[Extracted records]
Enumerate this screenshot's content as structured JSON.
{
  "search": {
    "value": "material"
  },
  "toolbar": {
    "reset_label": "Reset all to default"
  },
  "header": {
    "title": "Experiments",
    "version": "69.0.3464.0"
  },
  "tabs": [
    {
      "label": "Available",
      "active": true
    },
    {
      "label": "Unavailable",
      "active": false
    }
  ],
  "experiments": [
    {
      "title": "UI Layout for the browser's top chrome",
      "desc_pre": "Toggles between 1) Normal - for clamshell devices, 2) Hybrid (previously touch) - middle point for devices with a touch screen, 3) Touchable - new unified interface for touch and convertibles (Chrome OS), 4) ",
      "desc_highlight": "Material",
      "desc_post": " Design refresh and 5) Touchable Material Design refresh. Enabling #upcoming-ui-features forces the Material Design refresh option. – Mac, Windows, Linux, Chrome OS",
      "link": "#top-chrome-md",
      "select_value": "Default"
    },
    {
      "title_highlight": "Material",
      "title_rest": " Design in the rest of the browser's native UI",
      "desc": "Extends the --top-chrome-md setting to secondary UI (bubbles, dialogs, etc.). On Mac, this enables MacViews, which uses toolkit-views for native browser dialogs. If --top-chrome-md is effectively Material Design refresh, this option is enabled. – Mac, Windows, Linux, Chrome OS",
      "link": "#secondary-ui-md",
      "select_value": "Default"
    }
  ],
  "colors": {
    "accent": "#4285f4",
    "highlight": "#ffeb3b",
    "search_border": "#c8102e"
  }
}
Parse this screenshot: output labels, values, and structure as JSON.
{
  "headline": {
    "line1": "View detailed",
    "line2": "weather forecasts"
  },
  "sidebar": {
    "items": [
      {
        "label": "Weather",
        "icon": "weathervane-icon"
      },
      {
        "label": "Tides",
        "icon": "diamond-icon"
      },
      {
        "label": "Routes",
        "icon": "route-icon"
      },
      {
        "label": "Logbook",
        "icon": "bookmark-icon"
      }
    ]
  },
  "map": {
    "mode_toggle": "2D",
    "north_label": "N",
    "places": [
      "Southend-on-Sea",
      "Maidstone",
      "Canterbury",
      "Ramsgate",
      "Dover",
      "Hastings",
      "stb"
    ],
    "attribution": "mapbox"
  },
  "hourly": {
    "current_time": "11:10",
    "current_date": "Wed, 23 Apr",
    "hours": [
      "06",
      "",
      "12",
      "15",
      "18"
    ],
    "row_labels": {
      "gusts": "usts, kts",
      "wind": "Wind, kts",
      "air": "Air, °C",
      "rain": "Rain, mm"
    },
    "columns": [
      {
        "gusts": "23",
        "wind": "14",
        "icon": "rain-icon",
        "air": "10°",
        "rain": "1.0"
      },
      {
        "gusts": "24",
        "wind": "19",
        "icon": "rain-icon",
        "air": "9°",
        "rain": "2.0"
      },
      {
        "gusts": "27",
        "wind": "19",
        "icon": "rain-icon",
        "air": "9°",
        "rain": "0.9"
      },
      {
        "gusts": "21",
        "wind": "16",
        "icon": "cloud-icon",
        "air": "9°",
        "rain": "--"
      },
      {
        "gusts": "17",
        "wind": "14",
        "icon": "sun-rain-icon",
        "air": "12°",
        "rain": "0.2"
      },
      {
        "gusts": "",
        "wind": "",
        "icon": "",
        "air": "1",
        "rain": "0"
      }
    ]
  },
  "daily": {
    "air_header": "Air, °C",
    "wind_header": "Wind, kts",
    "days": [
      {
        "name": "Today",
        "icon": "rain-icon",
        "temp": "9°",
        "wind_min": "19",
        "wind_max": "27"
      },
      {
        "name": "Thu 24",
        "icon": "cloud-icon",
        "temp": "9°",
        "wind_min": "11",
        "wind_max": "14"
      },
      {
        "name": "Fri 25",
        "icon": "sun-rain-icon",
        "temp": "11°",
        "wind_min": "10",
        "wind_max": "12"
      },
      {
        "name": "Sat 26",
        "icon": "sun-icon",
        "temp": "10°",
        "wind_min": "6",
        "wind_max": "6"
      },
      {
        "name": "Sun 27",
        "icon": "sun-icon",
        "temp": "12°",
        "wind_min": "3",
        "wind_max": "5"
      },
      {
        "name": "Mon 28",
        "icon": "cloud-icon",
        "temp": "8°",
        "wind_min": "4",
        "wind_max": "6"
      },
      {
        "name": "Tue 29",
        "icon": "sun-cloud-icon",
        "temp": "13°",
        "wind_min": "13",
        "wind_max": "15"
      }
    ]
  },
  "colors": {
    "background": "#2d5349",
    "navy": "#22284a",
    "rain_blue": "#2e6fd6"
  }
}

• [Objective]:
Retype the material in full. Each word must match.

• [Exercise output]:
Enumerate this screenshot's content as structured JSON.
{
  "search": {
    "value": "material"
  },
  "toolbar": {
    "reset_label": "Reset all to default"
  },
  "header": {
    "title": "Experiments",
    "version": "69.0.3464.0"
  },
  "tabs": [
    {
      "label": "Available",
      "active": true
    },
    {
      "label": "Unavailable",
      "active": false
    }
  ],
  "experiments": [
    {
      "title": "UI Layout for the browser's top chrome",
      "desc_pre": "Toggles between 1) Normal - for clamshell devices, 2) Hybrid (previously touch) - middle point for devices with a touch screen, 3) Touchable - new unified interface for touch and convertibles (Chrome OS), 4) ",
      "desc_highlight": "Material",
      "desc_post": " Design refresh and 5) Touchable Material Design refresh. Enabling #upcoming-ui-features forces the Material Design refresh option. – Mac, Windows, Linux, Chrome OS",
      "link": "#top-chrome-md",
      "select_value": "Default"
    },
    {
      "title_highlight": "Material",
      "title_rest": " Design in the rest of the browser's native UI",
      "desc": "Extends the --top-chrome-md setting to secondary UI (bubbles, dialogs, etc.). On Mac, this enables MacViews, which uses toolkit-views for native browser dialogs. If --top-chrome-md is effectively Material Design refresh, this option is enabled. – Mac, Windows, Linux, Chrome OS",
      "link": "#secondary-ui-md",
      "select_value": "Default"
    }
  ],
  "colors": {
    "accent": "#4285f4",
    "highlight": "#ffeb3b",
    "search_border": "#c8102e"
  }
}
Parse this screenshot: output labels, values, and structure as JSON.
{
  "headline": {
    "line1": "View detailed",
    "line2": "weather forecasts"
  },
  "sidebar": {
    "items": [
      {
        "label": "Weather",
        "icon": "weathervane-icon"
      },
      {
        "label": "Tides",
        "icon": "diamond-icon"
      },
      {
        "label": "Routes",
        "icon": "route-icon"
      },
      {
        "label": "Logbook",
        "icon": "bookmark-icon"
      }
    ]
  },
  "map": {
    "mode_toggle": "2D",
    "north_label": "N",
    "places": [
      "Southend-on-Sea",
      "Maidstone",
      "Canterbury",
      "Ramsgate",
      "Dover",
      "Hastings",
      "stb"
    ],
    "attribution": "mapbox"
  },
  "hourly": {
    "current_time": "11:10",
    "current_date": "Wed, 23 Apr",
    "hours": [
      "06",
      "",
      "12",
      "15",
      "18"
    ],
    "row_labels": {
      "gusts": "usts, kts",
      "wind": "Wind, kts",
      "air": "Air, °C",
      "rain": "Rain, mm"
    },
    "columns": [
      {
        "gusts": "23",
        "wind": "14",
        "icon": "rain-icon",
        "air": "10°",
        "rain": "1.0"
      },
      {
        "gusts": "24",
        "wind": "19",
        "icon": "rain-icon",
        "air": "9°",
        "rain": "2.0"
      },
      {
        "gusts": "27",
        "wind": "19",
        "icon": "rain-icon",
        "air": "9°",
        "rain": "0.9"
      },
      {
        "gusts": "21",
        "wind": "16",
        "icon": "cloud-icon",
        "air": "9°",
        "rain": "--"
      },
      {
        "gusts": "17",
        "wind": "14",
        "icon": "sun-rain-icon",
        "air": "12°",
        "rain": "0.2"
      },
      {
        "gusts": "",
        "wind": "",
        "icon": "",
        "air": "1",
        "rain": "0"
      }
    ]
  },
  "daily": {
    "air_header": "Air, °C",
    "wind_header": "Wind, kts",
    "days": [
      {
        "name": "Today",
        "icon": "rain-icon",
        "temp": "9°",
        "wind_min": "19",
        "wind_max": "27"
      },
      {
        "name": "Thu 24",
        "icon": "cloud-icon",
        "temp": "9°",
        "wind_min": "11",
        "wind_max": "14"
      },
      {
        "name": "Fri 25",
        "icon": "sun-rain-icon",
        "temp": "11°",
        "wind_min": "10",
        "wind_max": "12"
      },
      {
        "name": "Sat 26",
        "icon": "sun-icon",
        "temp": "10°",
        "wind_min": "6",
        "wind_max": "6"
      },
      {
        "name": "Sun 27",
        "icon": "sun-icon",
        "temp": "12°",
        "wind_min": "3",
        "wind_max": "5"
      },
      {
        "name": "Mon 28",
        "icon": "cloud-icon",
        "temp": "8°",
        "wind_min": "4",
        "wind_max": "6"
      },
      {
        "name": "Tue 29",
        "icon": "sun-cloud-icon",
        "temp": "13°",
        "wind_min": "13",
        "wind_max": "15"
      }
    ]
  },
  "colors": {
    "background": "#2d5349",
    "navy": "#22284a",
    "rain_blue": "#2e6fd6"
  }
}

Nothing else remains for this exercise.